■ **EXERCISE PROMPT**
Extract and list every line that contains the word "creates".

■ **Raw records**
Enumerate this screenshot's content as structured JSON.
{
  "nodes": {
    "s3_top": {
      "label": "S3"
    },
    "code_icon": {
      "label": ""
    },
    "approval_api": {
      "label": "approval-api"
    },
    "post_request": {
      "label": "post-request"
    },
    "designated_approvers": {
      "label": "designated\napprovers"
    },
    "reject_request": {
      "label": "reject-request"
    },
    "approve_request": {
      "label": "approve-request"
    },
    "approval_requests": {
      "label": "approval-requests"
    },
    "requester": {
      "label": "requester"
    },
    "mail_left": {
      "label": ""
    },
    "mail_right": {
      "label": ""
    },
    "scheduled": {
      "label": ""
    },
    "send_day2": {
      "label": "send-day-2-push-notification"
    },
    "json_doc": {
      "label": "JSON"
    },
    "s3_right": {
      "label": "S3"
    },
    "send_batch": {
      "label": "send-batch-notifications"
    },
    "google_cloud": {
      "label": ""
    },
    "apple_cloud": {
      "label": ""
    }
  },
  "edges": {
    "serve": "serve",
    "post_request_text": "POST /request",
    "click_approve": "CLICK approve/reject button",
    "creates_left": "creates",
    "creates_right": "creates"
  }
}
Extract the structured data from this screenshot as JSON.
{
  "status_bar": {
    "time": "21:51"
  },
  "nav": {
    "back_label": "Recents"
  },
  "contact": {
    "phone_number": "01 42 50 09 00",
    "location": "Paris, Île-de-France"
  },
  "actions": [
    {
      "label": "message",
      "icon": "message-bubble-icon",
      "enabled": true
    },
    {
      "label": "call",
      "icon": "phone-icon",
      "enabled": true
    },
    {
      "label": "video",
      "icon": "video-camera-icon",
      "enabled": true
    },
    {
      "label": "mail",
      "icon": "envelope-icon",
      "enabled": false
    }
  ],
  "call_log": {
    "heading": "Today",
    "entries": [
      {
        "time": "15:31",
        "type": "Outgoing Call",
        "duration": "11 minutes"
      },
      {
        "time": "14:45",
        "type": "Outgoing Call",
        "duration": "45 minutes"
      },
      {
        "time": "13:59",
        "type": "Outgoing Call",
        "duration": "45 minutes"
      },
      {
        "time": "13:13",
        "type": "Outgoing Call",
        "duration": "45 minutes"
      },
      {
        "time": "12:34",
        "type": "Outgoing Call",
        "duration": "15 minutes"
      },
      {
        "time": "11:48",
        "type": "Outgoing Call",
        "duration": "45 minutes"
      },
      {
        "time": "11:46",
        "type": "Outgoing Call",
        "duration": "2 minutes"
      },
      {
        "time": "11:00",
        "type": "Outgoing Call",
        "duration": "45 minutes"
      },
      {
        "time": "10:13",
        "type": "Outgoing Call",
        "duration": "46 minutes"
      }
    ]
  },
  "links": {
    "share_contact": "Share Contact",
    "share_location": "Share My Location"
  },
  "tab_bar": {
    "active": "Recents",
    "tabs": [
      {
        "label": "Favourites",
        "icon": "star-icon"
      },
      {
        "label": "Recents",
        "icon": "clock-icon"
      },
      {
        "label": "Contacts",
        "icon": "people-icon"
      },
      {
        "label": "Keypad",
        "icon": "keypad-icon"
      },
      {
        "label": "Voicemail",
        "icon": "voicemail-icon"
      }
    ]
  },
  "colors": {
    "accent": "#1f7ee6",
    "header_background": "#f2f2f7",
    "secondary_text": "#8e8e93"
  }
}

■ **WRITTEN RESPONSE**
    "creates_left": "creates",
    "creates_right": "creates"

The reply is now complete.